-- begin Material for the task --

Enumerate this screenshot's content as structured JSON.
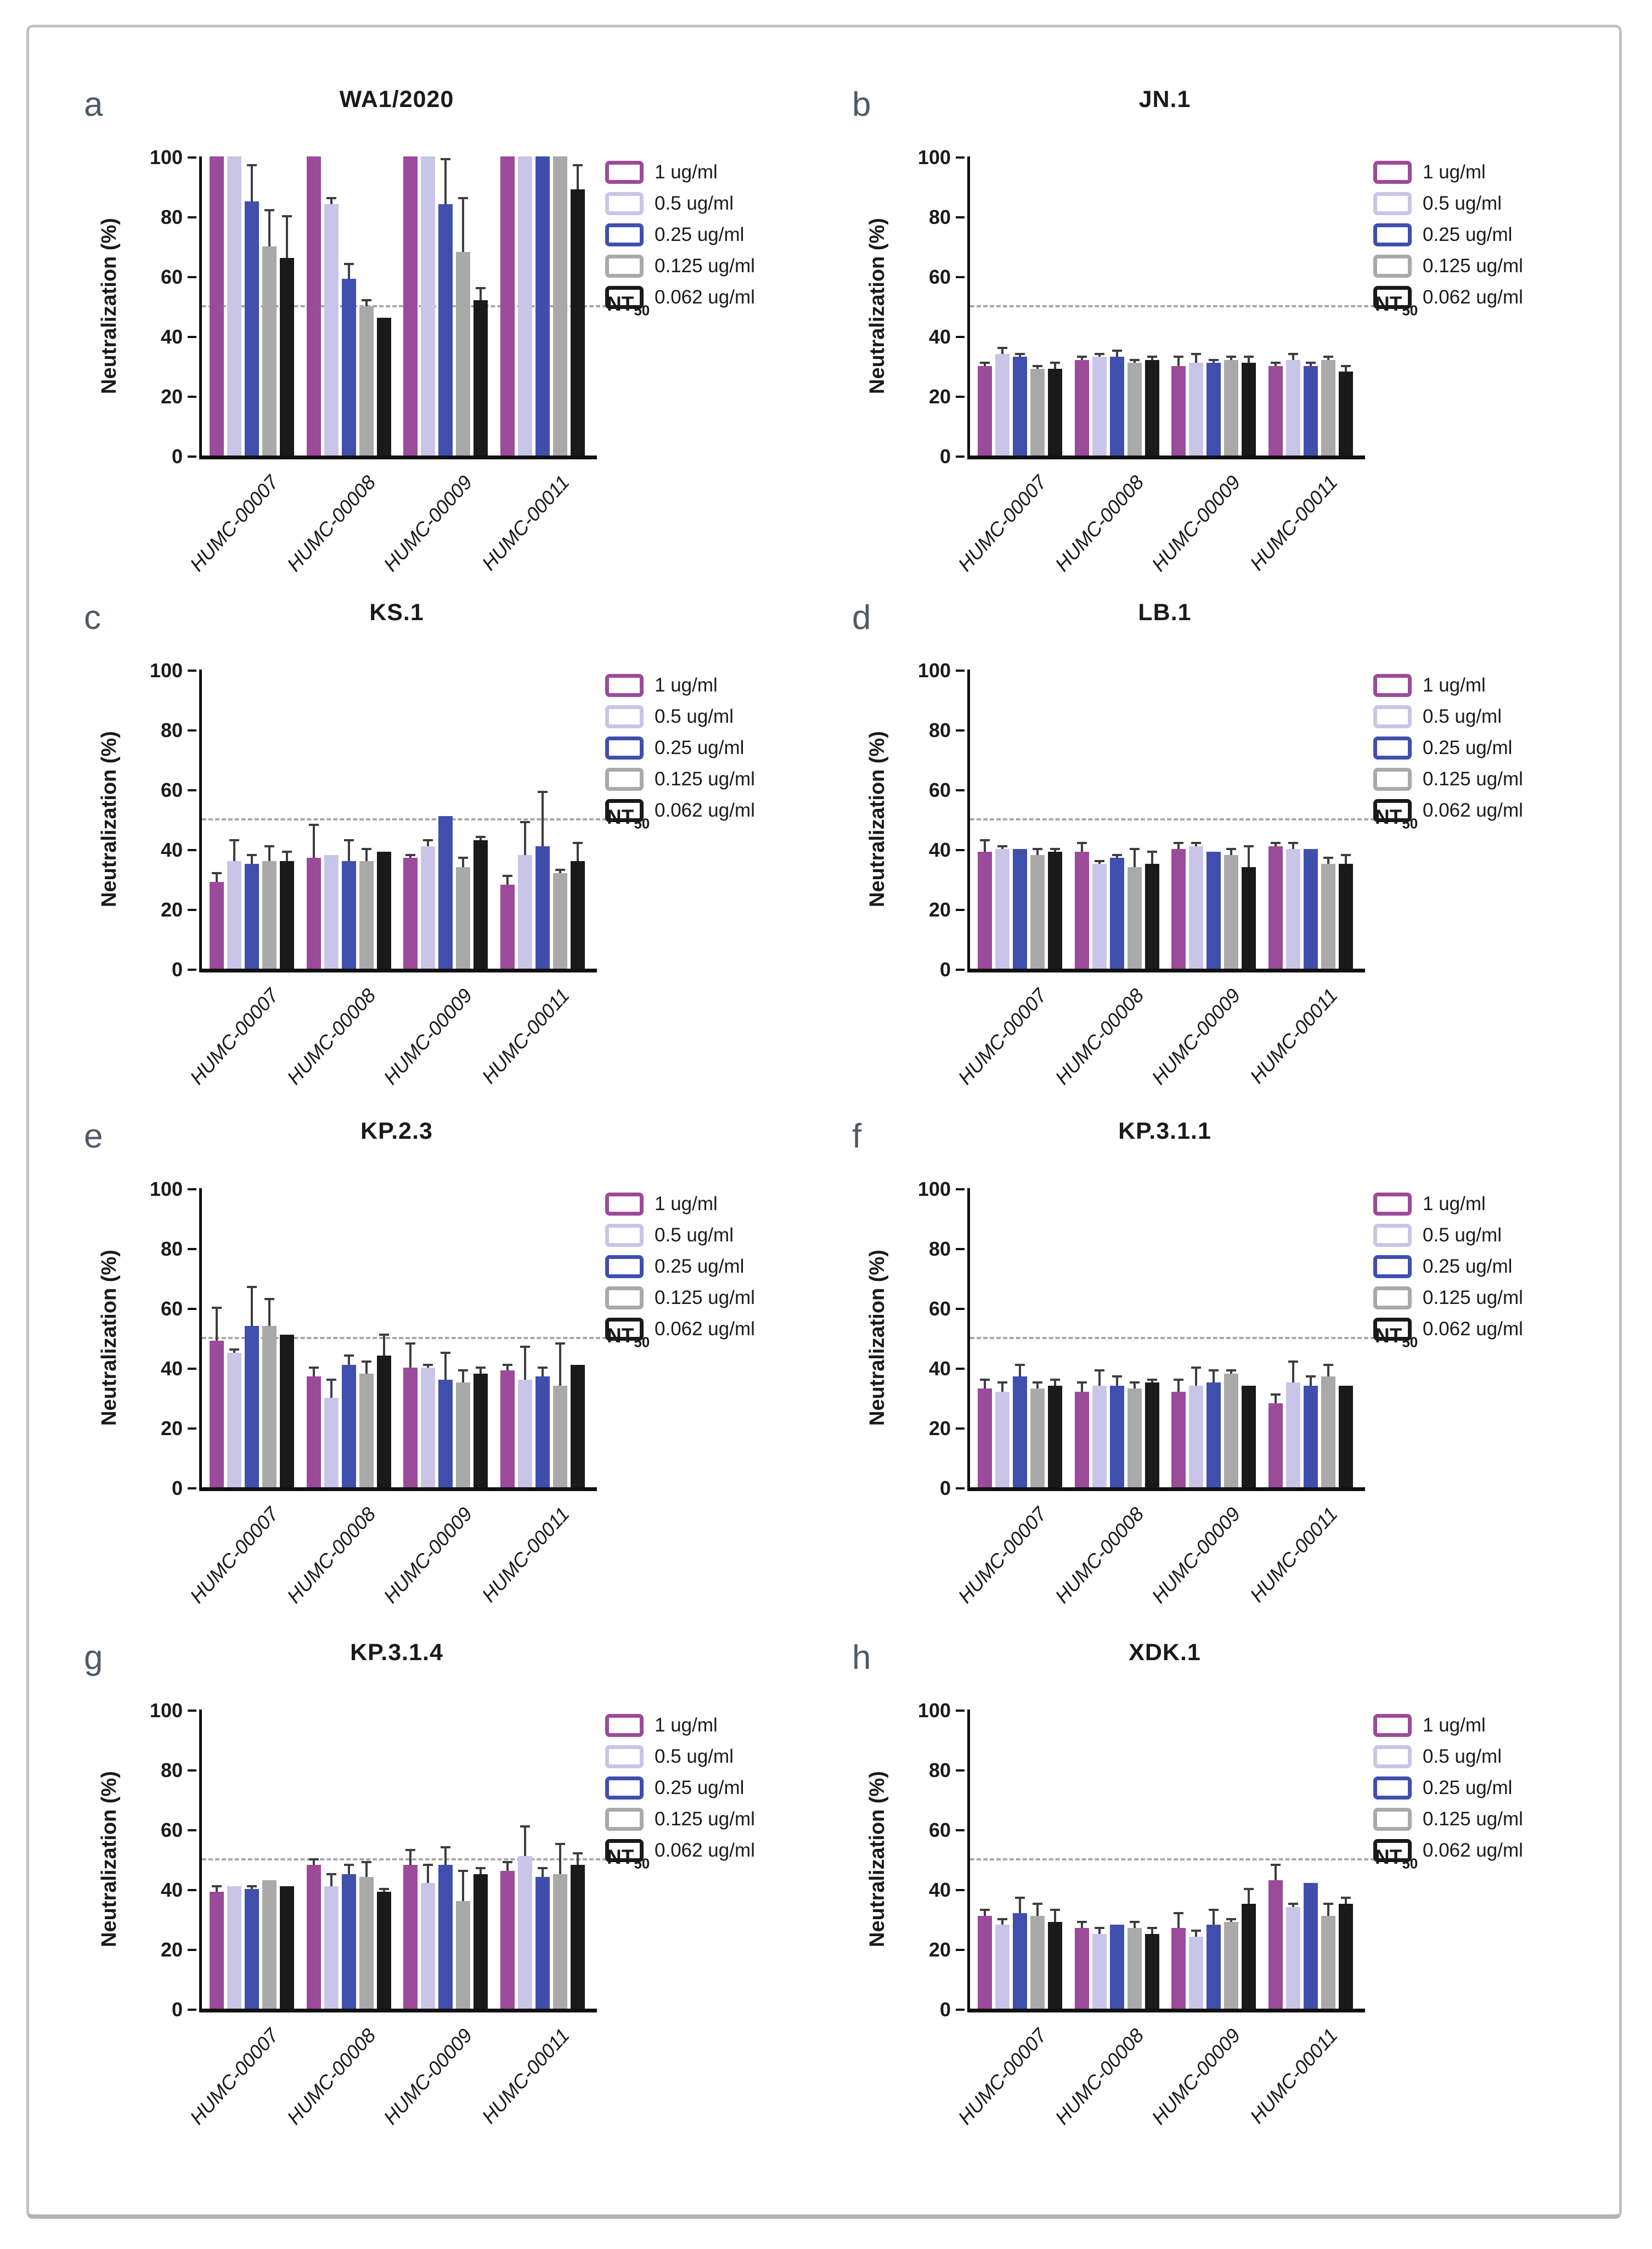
{
  "figure": {
    "panel_letters": [
      "a",
      "b",
      "c",
      "d",
      "e",
      "f",
      "g",
      "h"
    ]
  },
  "axis": {
    "ylabel": "Neutralization (%)",
    "yticks": [
      0,
      20,
      40,
      60,
      80,
      100
    ],
    "ylim": [
      0,
      100
    ],
    "threshold_value": 50,
    "threshold_label_main": "NT",
    "threshold_label_sub": "50"
  },
  "legend": {
    "position": "right",
    "entries": [
      {
        "label": "1 ug/ml",
        "color": "#9c4a9a"
      },
      {
        "label": "0.5 ug/ml",
        "color": "#c9c5e8"
      },
      {
        "label": "0.25 ug/ml",
        "color": "#3f4fae"
      },
      {
        "label": "0.125 ug/ml",
        "color": "#a9a9a9"
      },
      {
        "label": "0.062 ug/ml",
        "color": "#1a1a1a"
      }
    ]
  },
  "chart_data": [
    {
      "type": "bar",
      "letter": "a",
      "title": "WA1/2020",
      "xlabel": "",
      "ylabel": "Neutralization (%)",
      "ylim": [
        0,
        100
      ],
      "grid": false,
      "nt50_line": 50,
      "categories": [
        "HUMC-00007",
        "HUMC-00008",
        "HUMC-00009",
        "HUMC-00011"
      ],
      "series": [
        {
          "name": "1 ug/ml",
          "values": [
            100,
            100,
            100,
            100
          ],
          "errors": [
            0,
            0,
            0,
            0
          ]
        },
        {
          "name": "0.5 ug/ml",
          "values": [
            100,
            84,
            100,
            100
          ],
          "errors": [
            0,
            2,
            0,
            0
          ]
        },
        {
          "name": "0.25 ug/ml",
          "values": [
            85,
            59,
            84,
            100
          ],
          "errors": [
            12,
            5,
            15,
            0
          ]
        },
        {
          "name": "0.125 ug/ml",
          "values": [
            70,
            50,
            68,
            100
          ],
          "errors": [
            12,
            2,
            18,
            0
          ]
        },
        {
          "name": "0.062 ug/ml",
          "values": [
            66,
            46,
            52,
            89
          ],
          "errors": [
            14,
            0,
            4,
            8
          ]
        }
      ]
    },
    {
      "type": "bar",
      "letter": "b",
      "title": "JN.1",
      "xlabel": "",
      "ylabel": "Neutralization (%)",
      "ylim": [
        0,
        100
      ],
      "grid": false,
      "nt50_line": 50,
      "categories": [
        "HUMC-00007",
        "HUMC-00008",
        "HUMC-00009",
        "HUMC-00011"
      ],
      "series": [
        {
          "name": "1 ug/ml",
          "values": [
            30,
            32,
            30,
            30
          ],
          "errors": [
            1,
            1,
            3,
            1
          ]
        },
        {
          "name": "0.5 ug/ml",
          "values": [
            34,
            33,
            31,
            32
          ],
          "errors": [
            2,
            1,
            3,
            2
          ]
        },
        {
          "name": "0.25 ug/ml",
          "values": [
            33,
            33,
            31,
            30
          ],
          "errors": [
            1,
            2,
            1,
            1
          ]
        },
        {
          "name": "0.125 ug/ml",
          "values": [
            29,
            31,
            32,
            32
          ],
          "errors": [
            1,
            1,
            1,
            1
          ]
        },
        {
          "name": "0.062 ug/ml",
          "values": [
            29,
            32,
            31,
            28
          ],
          "errors": [
            2,
            1,
            2,
            2
          ]
        }
      ]
    },
    {
      "type": "bar",
      "letter": "c",
      "title": "KS.1",
      "xlabel": "",
      "ylabel": "Neutralization (%)",
      "ylim": [
        0,
        100
      ],
      "grid": false,
      "nt50_line": 50,
      "categories": [
        "HUMC-00007",
        "HUMC-00008",
        "HUMC-00009",
        "HUMC-00011"
      ],
      "series": [
        {
          "name": "1 ug/ml",
          "values": [
            29,
            37,
            37,
            28
          ],
          "errors": [
            3,
            11,
            1,
            3
          ]
        },
        {
          "name": "0.5 ug/ml",
          "values": [
            36,
            38,
            41,
            38
          ],
          "errors": [
            7,
            0,
            2,
            11
          ]
        },
        {
          "name": "0.25 ug/ml",
          "values": [
            35,
            36,
            51,
            41
          ],
          "errors": [
            3,
            7,
            0,
            18
          ]
        },
        {
          "name": "0.125 ug/ml",
          "values": [
            36,
            36,
            34,
            32
          ],
          "errors": [
            5,
            4,
            3,
            1
          ]
        },
        {
          "name": "0.062 ug/ml",
          "values": [
            36,
            39,
            43,
            36
          ],
          "errors": [
            3,
            0,
            1,
            6
          ]
        }
      ]
    },
    {
      "type": "bar",
      "letter": "d",
      "title": "LB.1",
      "xlabel": "",
      "ylabel": "Neutralization (%)",
      "ylim": [
        0,
        100
      ],
      "grid": false,
      "nt50_line": 50,
      "categories": [
        "HUMC-00007",
        "HUMC-00008",
        "HUMC-00009",
        "HUMC-00011"
      ],
      "series": [
        {
          "name": "1 ug/ml",
          "values": [
            39,
            39,
            40,
            41
          ],
          "errors": [
            4,
            3,
            2,
            1
          ]
        },
        {
          "name": "0.5 ug/ml",
          "values": [
            40,
            35,
            41,
            40
          ],
          "errors": [
            1,
            1,
            1,
            2
          ]
        },
        {
          "name": "0.25 ug/ml",
          "values": [
            40,
            37,
            39,
            40
          ],
          "errors": [
            0,
            1,
            0,
            0
          ]
        },
        {
          "name": "0.125 ug/ml",
          "values": [
            38,
            34,
            38,
            35
          ],
          "errors": [
            2,
            6,
            2,
            2
          ]
        },
        {
          "name": "0.062 ug/ml",
          "values": [
            39,
            35,
            34,
            35
          ],
          "errors": [
            1,
            4,
            7,
            3
          ]
        }
      ]
    },
    {
      "type": "bar",
      "letter": "e",
      "title": "KP.2.3",
      "xlabel": "",
      "ylabel": "Neutralization (%)",
      "ylim": [
        0,
        100
      ],
      "grid": false,
      "nt50_line": 50,
      "categories": [
        "HUMC-00007",
        "HUMC-00008",
        "HUMC-00009",
        "HUMC-00011"
      ],
      "series": [
        {
          "name": "1 ug/ml",
          "values": [
            49,
            37,
            40,
            39
          ],
          "errors": [
            11,
            3,
            8,
            2
          ]
        },
        {
          "name": "0.5 ug/ml",
          "values": [
            45,
            30,
            40,
            36
          ],
          "errors": [
            1,
            6,
            1,
            11
          ]
        },
        {
          "name": "0.25 ug/ml",
          "values": [
            54,
            41,
            36,
            37
          ],
          "errors": [
            13,
            3,
            9,
            3
          ]
        },
        {
          "name": "0.125 ug/ml",
          "values": [
            54,
            38,
            35,
            34
          ],
          "errors": [
            9,
            4,
            4,
            14
          ]
        },
        {
          "name": "0.062 ug/ml",
          "values": [
            51,
            44,
            38,
            41
          ],
          "errors": [
            0,
            7,
            2,
            0
          ]
        }
      ]
    },
    {
      "type": "bar",
      "letter": "f",
      "title": "KP.3.1.1",
      "xlabel": "",
      "ylabel": "Neutralization (%)",
      "ylim": [
        0,
        100
      ],
      "grid": false,
      "nt50_line": 50,
      "categories": [
        "HUMC-00007",
        "HUMC-00008",
        "HUMC-00009",
        "HUMC-00011"
      ],
      "series": [
        {
          "name": "1 ug/ml",
          "values": [
            33,
            32,
            32,
            28
          ],
          "errors": [
            3,
            3,
            4,
            3
          ]
        },
        {
          "name": "0.5 ug/ml",
          "values": [
            32,
            34,
            34,
            35
          ],
          "errors": [
            3,
            5,
            6,
            7
          ]
        },
        {
          "name": "0.25 ug/ml",
          "values": [
            37,
            34,
            35,
            34
          ],
          "errors": [
            4,
            3,
            4,
            3
          ]
        },
        {
          "name": "0.125 ug/ml",
          "values": [
            33,
            33,
            38,
            37
          ],
          "errors": [
            2,
            2,
            1,
            4
          ]
        },
        {
          "name": "0.062 ug/ml",
          "values": [
            34,
            35,
            34,
            34
          ],
          "errors": [
            2,
            1,
            0,
            0
          ]
        }
      ]
    },
    {
      "type": "bar",
      "letter": "g",
      "title": "KP.3.1.4",
      "xlabel": "",
      "ylabel": "Neutralization (%)",
      "ylim": [
        0,
        100
      ],
      "grid": false,
      "nt50_line": 50,
      "categories": [
        "HUMC-00007",
        "HUMC-00008",
        "HUMC-00009",
        "HUMC-00011"
      ],
      "series": [
        {
          "name": "1 ug/ml",
          "values": [
            39,
            48,
            48,
            46
          ],
          "errors": [
            2,
            2,
            5,
            3
          ]
        },
        {
          "name": "0.5 ug/ml",
          "values": [
            41,
            41,
            42,
            51
          ],
          "errors": [
            0,
            4,
            6,
            10
          ]
        },
        {
          "name": "0.25 ug/ml",
          "values": [
            40,
            45,
            48,
            44
          ],
          "errors": [
            1,
            3,
            6,
            3
          ]
        },
        {
          "name": "0.125 ug/ml",
          "values": [
            43,
            44,
            36,
            45
          ],
          "errors": [
            0,
            5,
            10,
            10
          ]
        },
        {
          "name": "0.062 ug/ml",
          "values": [
            41,
            39,
            45,
            48
          ],
          "errors": [
            0,
            1,
            2,
            4
          ]
        }
      ]
    },
    {
      "type": "bar",
      "letter": "h",
      "title": "XDK.1",
      "xlabel": "",
      "ylabel": "Neutralization (%)",
      "ylim": [
        0,
        100
      ],
      "grid": false,
      "nt50_line": 50,
      "categories": [
        "HUMC-00007",
        "HUMC-00008",
        "HUMC-00009",
        "HUMC-00011"
      ],
      "series": [
        {
          "name": "1 ug/ml",
          "values": [
            31,
            27,
            27,
            43
          ],
          "errors": [
            2,
            2,
            5,
            5
          ]
        },
        {
          "name": "0.5 ug/ml",
          "values": [
            28,
            25,
            24,
            34
          ],
          "errors": [
            2,
            2,
            2,
            1
          ]
        },
        {
          "name": "0.25 ug/ml",
          "values": [
            32,
            28,
            28,
            42
          ],
          "errors": [
            5,
            0,
            5,
            0
          ]
        },
        {
          "name": "0.125 ug/ml",
          "values": [
            31,
            27,
            29,
            31
          ],
          "errors": [
            4,
            2,
            1,
            4
          ]
        },
        {
          "name": "0.062 ug/ml",
          "values": [
            29,
            25,
            35,
            35
          ],
          "errors": [
            4,
            2,
            5,
            2
          ]
        }
      ]
    }
  ]
}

-- end Material for the task --

> [What you should do]: Take each line of the material that contains the word "title" and list it.

> [Written answer]:
      "title": "WA1/2020",
      "title": "JN.1",
      "title": "KS.1",
      "title": "LB.1",
      "title": "KP.2.3",
      "title": "KP.3.1.1",
      "title": "KP.3.1.4",
      "title": "XDK.1",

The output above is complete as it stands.